(Data entries)
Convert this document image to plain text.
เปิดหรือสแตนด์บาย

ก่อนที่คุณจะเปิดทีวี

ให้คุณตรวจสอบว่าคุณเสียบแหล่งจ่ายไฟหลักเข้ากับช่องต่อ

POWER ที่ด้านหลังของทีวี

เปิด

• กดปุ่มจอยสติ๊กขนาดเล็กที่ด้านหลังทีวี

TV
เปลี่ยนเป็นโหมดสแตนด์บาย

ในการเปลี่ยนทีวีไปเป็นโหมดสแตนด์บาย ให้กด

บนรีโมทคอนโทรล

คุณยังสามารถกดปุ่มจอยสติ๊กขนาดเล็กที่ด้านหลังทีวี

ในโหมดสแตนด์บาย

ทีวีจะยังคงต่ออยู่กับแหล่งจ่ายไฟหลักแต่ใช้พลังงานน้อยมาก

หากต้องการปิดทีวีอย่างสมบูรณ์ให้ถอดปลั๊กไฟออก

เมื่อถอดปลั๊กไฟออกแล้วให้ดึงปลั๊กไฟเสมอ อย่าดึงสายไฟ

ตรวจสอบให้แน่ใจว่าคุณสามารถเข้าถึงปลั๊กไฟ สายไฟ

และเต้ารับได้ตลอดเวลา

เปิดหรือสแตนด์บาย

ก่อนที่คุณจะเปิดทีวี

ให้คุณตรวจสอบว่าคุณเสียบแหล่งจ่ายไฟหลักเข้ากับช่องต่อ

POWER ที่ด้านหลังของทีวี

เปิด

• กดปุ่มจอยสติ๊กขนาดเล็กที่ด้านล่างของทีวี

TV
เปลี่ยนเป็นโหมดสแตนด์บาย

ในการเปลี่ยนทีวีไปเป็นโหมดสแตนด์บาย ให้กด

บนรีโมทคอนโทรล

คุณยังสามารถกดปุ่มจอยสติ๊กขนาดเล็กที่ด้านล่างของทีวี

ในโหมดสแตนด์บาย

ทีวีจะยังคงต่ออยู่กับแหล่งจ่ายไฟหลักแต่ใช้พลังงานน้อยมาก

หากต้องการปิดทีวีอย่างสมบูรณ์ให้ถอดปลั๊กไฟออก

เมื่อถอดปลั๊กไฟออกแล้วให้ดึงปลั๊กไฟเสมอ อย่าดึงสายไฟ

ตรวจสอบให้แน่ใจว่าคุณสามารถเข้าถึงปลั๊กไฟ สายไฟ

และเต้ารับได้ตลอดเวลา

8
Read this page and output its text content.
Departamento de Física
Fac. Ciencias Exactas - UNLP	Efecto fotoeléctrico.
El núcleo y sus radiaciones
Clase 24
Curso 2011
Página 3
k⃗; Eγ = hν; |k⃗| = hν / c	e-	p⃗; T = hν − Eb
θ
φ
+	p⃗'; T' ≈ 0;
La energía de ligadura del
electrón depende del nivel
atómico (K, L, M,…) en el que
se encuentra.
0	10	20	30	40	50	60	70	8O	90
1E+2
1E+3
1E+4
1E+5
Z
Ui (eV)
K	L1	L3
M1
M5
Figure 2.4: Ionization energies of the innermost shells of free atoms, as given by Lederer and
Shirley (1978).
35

- **Goal**
Reproduce only the lines from the line containing "Read this page and output its text content." to the last line of the material above, both of those lines included.

- **Completed exercise**
Read this page and output its text content.
Departamento de Física
Fac. Ciencias Exactas - UNLP	Efecto fotoeléctrico.
El núcleo y sus radiaciones
Clase 24
Curso 2011
Página 3
k⃗; Eγ = hν; |k⃗| = hν / c	e-	p⃗; T = hν − Eb
θ
φ
+	p⃗'; T' ≈ 0;
La energía de ligadura del
electrón depende del nivel
atómico (K, L, M,…) en el que
se encuentra.
0	10	20	30	40	50	60	70	8O	90
1E+2
1E+3
1E+4
1E+5
Z
Ui (eV)
K	L1	L3
M1
M5
Figure 2.4: Ionization energies of the innermost shells of free atoms, as given by Lederer and
Shirley (1978).
35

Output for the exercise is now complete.